◆ WORK REQUIRED: Would you output the whole listing below, exactly as it reads?

◆ THE INPUT:
■ ■ ■ ■ ■ ■ ■

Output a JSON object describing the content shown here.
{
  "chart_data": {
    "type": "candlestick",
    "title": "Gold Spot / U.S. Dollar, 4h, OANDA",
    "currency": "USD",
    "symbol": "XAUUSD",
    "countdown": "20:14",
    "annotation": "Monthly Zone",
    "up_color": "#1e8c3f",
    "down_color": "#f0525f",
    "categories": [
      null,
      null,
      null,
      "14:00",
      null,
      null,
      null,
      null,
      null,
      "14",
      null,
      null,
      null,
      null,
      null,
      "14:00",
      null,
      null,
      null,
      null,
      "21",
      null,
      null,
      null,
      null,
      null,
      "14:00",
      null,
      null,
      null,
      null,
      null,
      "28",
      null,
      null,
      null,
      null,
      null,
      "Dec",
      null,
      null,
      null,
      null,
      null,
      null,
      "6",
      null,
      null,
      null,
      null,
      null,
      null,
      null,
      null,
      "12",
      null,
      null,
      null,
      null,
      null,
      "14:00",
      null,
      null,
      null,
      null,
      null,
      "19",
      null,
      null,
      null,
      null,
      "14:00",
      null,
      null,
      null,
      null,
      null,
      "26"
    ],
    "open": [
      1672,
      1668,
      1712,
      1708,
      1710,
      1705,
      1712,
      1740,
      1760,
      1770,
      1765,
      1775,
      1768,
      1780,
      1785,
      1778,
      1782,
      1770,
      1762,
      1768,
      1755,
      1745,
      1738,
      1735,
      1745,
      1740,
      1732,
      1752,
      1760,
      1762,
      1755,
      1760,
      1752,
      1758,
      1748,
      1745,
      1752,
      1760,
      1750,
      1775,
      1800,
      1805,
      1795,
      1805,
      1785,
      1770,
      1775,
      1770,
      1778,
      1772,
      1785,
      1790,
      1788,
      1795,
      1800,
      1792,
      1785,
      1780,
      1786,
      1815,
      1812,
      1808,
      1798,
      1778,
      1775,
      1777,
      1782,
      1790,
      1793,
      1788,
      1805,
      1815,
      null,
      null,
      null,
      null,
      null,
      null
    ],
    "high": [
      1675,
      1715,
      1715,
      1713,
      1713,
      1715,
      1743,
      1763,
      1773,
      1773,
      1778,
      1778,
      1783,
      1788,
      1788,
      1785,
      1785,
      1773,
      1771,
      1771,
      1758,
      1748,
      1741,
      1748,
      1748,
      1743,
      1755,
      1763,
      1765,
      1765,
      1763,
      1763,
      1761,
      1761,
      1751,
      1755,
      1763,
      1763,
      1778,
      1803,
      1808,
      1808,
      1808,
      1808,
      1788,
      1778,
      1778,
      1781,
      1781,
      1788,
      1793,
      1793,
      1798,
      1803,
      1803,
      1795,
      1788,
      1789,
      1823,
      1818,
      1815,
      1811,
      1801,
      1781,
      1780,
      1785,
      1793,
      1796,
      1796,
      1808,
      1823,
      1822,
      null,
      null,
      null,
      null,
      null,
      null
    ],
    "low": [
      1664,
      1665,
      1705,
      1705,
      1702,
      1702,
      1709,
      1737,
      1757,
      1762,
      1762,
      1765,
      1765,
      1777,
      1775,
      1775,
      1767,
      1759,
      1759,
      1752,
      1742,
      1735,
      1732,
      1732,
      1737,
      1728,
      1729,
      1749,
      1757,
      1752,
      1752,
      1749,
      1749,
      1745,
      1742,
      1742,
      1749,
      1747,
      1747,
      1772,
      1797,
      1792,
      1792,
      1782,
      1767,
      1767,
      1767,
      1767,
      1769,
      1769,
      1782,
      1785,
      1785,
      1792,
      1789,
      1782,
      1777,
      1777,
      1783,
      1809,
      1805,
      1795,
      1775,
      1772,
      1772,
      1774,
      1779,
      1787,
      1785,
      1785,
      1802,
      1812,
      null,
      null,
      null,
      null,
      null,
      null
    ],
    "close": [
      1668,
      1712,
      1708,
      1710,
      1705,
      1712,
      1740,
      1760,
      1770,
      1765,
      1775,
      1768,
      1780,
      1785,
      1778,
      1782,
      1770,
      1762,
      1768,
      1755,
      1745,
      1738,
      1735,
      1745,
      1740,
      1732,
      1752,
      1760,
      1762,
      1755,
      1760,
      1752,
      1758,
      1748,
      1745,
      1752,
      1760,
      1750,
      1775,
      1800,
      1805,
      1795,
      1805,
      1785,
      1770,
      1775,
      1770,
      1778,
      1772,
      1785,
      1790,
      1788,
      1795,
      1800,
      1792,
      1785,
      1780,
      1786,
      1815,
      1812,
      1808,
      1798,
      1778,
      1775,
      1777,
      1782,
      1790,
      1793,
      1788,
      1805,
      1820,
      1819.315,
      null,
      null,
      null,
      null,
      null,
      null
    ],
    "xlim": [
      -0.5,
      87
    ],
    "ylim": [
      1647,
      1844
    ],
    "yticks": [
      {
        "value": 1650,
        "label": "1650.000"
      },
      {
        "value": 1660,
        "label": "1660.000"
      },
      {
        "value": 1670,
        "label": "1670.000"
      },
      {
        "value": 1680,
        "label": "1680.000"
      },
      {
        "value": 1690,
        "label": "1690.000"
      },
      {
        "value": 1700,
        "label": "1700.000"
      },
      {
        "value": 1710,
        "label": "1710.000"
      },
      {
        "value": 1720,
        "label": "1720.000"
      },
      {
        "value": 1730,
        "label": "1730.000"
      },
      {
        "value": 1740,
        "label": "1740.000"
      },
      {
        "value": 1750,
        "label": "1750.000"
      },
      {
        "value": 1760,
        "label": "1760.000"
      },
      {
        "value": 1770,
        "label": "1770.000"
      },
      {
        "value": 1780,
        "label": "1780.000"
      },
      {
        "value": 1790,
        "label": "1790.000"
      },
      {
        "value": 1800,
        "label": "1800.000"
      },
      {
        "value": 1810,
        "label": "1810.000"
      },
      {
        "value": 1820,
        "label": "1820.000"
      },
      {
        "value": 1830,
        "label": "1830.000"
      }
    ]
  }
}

■ ■ ■ ■ ■ ■ ■

◆ RESPONSE FOR THIS EXERCISE:
Output a JSON object describing the content shown here.
{
  "chart_data": {
    "type": "candlestick",
    "title": "Gold Spot / U.S. Dollar, 4h, OANDA",
    "currency": "USD",
    "symbol": "XAUUSD",
    "countdown": "20:14",
    "annotation": "Monthly Zone",
    "up_color": "#1e8c3f",
    "down_color": "#f0525f",
    "categories": [
      null,
      null,
      null,
      "14:00",
      null,
      null,
      null,
      null,
      null,
      "14",
      null,
      null,
      null,
      null,
      null,
      "14:00",
      null,
      null,
      null,
      null,
      "21",
      null,
      null,
      null,
      null,
      null,
      "14:00",
      null,
      null,
      null,
      null,
      null,
      "28",
      null,
      null,
      null,
      null,
      null,
      "Dec",
      null,
      null,
      null,
      null,
      null,
      null,
      "6",
      null,
      null,
      null,
      null,
      null,
      null,
      null,
      null,
      "12",
      null,
      null,
      null,
      null,
      null,
      "14:00",
      null,
      null,
      null,
      null,
      null,
      "19",
      null,
      null,
      null,
      null,
      "14:00",
      null,
      null,
      null,
      null,
      null,
      "26"
    ],
    "open": [
      1672,
      1668,
      1712,
      1708,
      1710,
      1705,
      1712,
      1740,
      1760,
      1770,
      1765,
      1775,
      1768,
      1780,
      1785,
      1778,
      1782,
      1770,
      1762,
      1768,
      1755,
      1745,
      1738,
      1735,
      1745,
      1740,
      1732,
      1752,
      1760,
      1762,
      1755,
      1760,
      1752,
      1758,
      1748,
      1745,
      1752,
      1760,
      1750,
      1775,
      1800,
      1805,
      1795,
      1805,
      1785,
      1770,
      1775,
      1770,
      1778,
      1772,
      1785,
      1790,
      1788,
      1795,
      1800,
      1792,
      1785,
      1780,
      1786,
      1815,
      1812,
      1808,
      1798,
      1778,
      1775,
      1777,
      1782,
      1790,
      1793,
      1788,
      1805,
      1815,
      null,
      null,
      null,
      null,
      null,
      null
    ],
    "high": [
      1675,
      1715,
      1715,
      1713,
      1713,
      1715,
      1743,
      1763,
      1773,
      1773,
      1778,
      1778,
      1783,
      1788,
      1788,
      1785,
      1785,
      1773,
      1771,
      1771,
      1758,
      1748,
      1741,
      1748,
      1748,
      1743,
      1755,
      1763,
      1765,
      1765,
      1763,
      1763,
      1761,
      1761,
      1751,
      1755,
      1763,
      1763,
      1778,
      1803,
      1808,
      1808,
      1808,
      1808,
      1788,
      1778,
      1778,
      1781,
      1781,
      1788,
      1793,
      1793,
      1798,
      1803,
      1803,
      1795,
      1788,
      1789,
      1823,
      1818,
      1815,
      1811,
      1801,
      1781,
      1780,
      1785,
      1793,
      1796,
      1796,
      1808,
      1823,
      1822,
      null,
      null,
      null,
      null,
      null,
      null
    ],
    "low": [
      1664,
      1665,
      1705,
      1705,
      1702,
      1702,
      1709,
      1737,
      1757,
      1762,
      1762,
      1765,
      1765,
      1777,
      1775,
      1775,
      1767,
      1759,
      1759,
      1752,
      1742,
      1735,
      1732,
      1732,
      1737,
      1728,
      1729,
      1749,
      1757,
      1752,
      1752,
      1749,
      1749,
      1745,
      1742,
      1742,
      1749,
      1747,
      1747,
      1772,
      1797,
      1792,
      1792,
      1782,
      1767,
      1767,
      1767,
      1767,
      1769,
      1769,
      1782,
      1785,
      1785,
      1792,
      1789,
      1782,
      1777,
      1777,
      1783,
      1809,
      1805,
      1795,
      1775,
      1772,
      1772,
      1774,
      1779,
      1787,
      1785,
      1785,
      1802,
      1812,
      null,
      null,
      null,
      null,
      null,
      null
    ],
    "close": [
      1668,
      1712,
      1708,
      1710,
      1705,
      1712,
      1740,
      1760,
      1770,
      1765,
      1775,
      1768,
      1780,
      1785,
      1778,
      1782,
      1770,
      1762,
      1768,
      1755,
      1745,
      1738,
      1735,
      1745,
      1740,
      1732,
      1752,
      1760,
      1762,
      1755,
      1760,
      1752,
      1758,
      1748,
      1745,
      1752,
      1760,
      1750,
      1775,
      1800,
      1805,
      1795,
      1805,
      1785,
      1770,
      1775,
      1770,
      1778,
      1772,
      1785,
      1790,
      1788,
      1795,
      1800,
      1792,
      1785,
      1780,
      1786,
      1815,
      1812,
      1808,
      1798,
      1778,
      1775,
      1777,
      1782,
      1790,
      1793,
      1788,
      1805,
      1820,
      1819.315,
      null,
      null,
      null,
      null,
      null,
      null
    ],
    "xlim": [
      -0.5,
      87
    ],
    "ylim": [
      1647,
      1844
    ],
    "yticks": [
      {
        "value": 1650,
        "label": "1650.000"
      },
      {
        "value": 1660,
        "label": "1660.000"
      },
      {
        "value": 1670,
        "label": "1670.000"
      },
      {
        "value": 1680,
        "label": "1680.000"
      },
      {
        "value": 1690,
        "label": "1690.000"
      },
      {
        "value": 1700,
        "label": "1700.000"
      },
      {
        "value": 1710,
        "label": "1710.000"
      },
      {
        "value": 1720,
        "label": "1720.000"
      },
      {
        "value": 1730,
        "label": "1730.000"
      },
      {
        "value": 1740,
        "label": "1740.000"
      },
      {
        "value": 1750,
        "label": "1750.000"
      },
      {
        "value": 1760,
        "label": "1760.000"
      },
      {
        "value": 1770,
        "label": "1770.000"
      },
      {
        "value": 1780,
        "label": "1780.000"
      },
      {
        "value": 1790,
        "label": "1790.000"
      },
      {
        "value": 1800,
        "label": "1800.000"
      },
      {
        "value": 1810,
        "label": "1810.000"
      },
      {
        "value": 1820,
        "label": "1820.000"
      },
      {
        "value": 1830,
        "label": "1830.000"
      }
    ]
  }
}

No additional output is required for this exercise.